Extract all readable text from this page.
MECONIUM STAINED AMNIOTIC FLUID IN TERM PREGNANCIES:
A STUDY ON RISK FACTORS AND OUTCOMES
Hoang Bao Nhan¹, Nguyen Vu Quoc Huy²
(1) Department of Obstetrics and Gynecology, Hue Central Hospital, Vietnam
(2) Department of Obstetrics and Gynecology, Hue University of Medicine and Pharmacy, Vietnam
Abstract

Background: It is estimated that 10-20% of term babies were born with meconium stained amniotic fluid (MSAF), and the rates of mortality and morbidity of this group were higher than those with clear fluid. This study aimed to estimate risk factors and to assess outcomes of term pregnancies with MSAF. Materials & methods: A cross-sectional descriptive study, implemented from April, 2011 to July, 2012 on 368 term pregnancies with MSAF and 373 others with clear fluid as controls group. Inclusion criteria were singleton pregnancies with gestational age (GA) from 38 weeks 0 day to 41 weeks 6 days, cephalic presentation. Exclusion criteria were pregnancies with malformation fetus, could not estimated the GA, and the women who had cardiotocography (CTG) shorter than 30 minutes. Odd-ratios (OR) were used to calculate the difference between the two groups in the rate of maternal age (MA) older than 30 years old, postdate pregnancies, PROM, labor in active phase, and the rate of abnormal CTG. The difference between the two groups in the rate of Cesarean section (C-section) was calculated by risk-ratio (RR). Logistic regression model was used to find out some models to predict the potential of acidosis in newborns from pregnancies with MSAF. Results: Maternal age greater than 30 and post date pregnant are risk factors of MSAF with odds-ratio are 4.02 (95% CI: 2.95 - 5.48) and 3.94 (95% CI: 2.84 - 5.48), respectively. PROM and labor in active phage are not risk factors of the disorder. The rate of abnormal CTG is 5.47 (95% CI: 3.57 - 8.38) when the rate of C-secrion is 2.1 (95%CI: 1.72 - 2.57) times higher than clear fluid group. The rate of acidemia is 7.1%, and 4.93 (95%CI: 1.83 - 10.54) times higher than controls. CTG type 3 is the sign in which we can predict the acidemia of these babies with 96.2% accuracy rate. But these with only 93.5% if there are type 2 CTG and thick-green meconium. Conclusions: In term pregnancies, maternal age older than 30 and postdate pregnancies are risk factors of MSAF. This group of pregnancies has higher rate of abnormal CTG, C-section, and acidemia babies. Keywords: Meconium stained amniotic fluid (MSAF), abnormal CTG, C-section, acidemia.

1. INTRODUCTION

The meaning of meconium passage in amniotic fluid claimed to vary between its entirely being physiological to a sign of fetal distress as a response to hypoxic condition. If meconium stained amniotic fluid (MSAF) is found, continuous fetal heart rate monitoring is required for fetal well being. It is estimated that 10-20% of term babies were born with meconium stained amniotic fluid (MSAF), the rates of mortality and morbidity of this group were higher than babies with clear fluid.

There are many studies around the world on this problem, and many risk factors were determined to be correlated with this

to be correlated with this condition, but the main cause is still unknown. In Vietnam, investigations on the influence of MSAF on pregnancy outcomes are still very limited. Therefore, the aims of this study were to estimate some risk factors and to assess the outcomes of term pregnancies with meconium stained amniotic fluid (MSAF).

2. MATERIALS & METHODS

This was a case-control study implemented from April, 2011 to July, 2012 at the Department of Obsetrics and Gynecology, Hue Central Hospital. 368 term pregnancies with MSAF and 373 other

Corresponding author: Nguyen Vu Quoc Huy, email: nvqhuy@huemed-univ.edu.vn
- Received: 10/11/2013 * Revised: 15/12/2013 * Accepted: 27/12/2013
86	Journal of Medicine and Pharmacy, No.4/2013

==*==

§ Your instructions
Pull every line containing "Gynecology" out of the records.

§ Exercise output
(1) Department of Obstetrics and Gynecology, Hue Central Hospital, Vietnam
(2) Department of Obstetrics and Gynecology, Hue University of Medicine and Pharmacy, Vietnam
This was a case-control study implemented from April, 2011 to July, 2012 at the Department of Obsetrics and Gynecology, Hue Central Hospital. 368 term pregnancies with MSAF and 373 other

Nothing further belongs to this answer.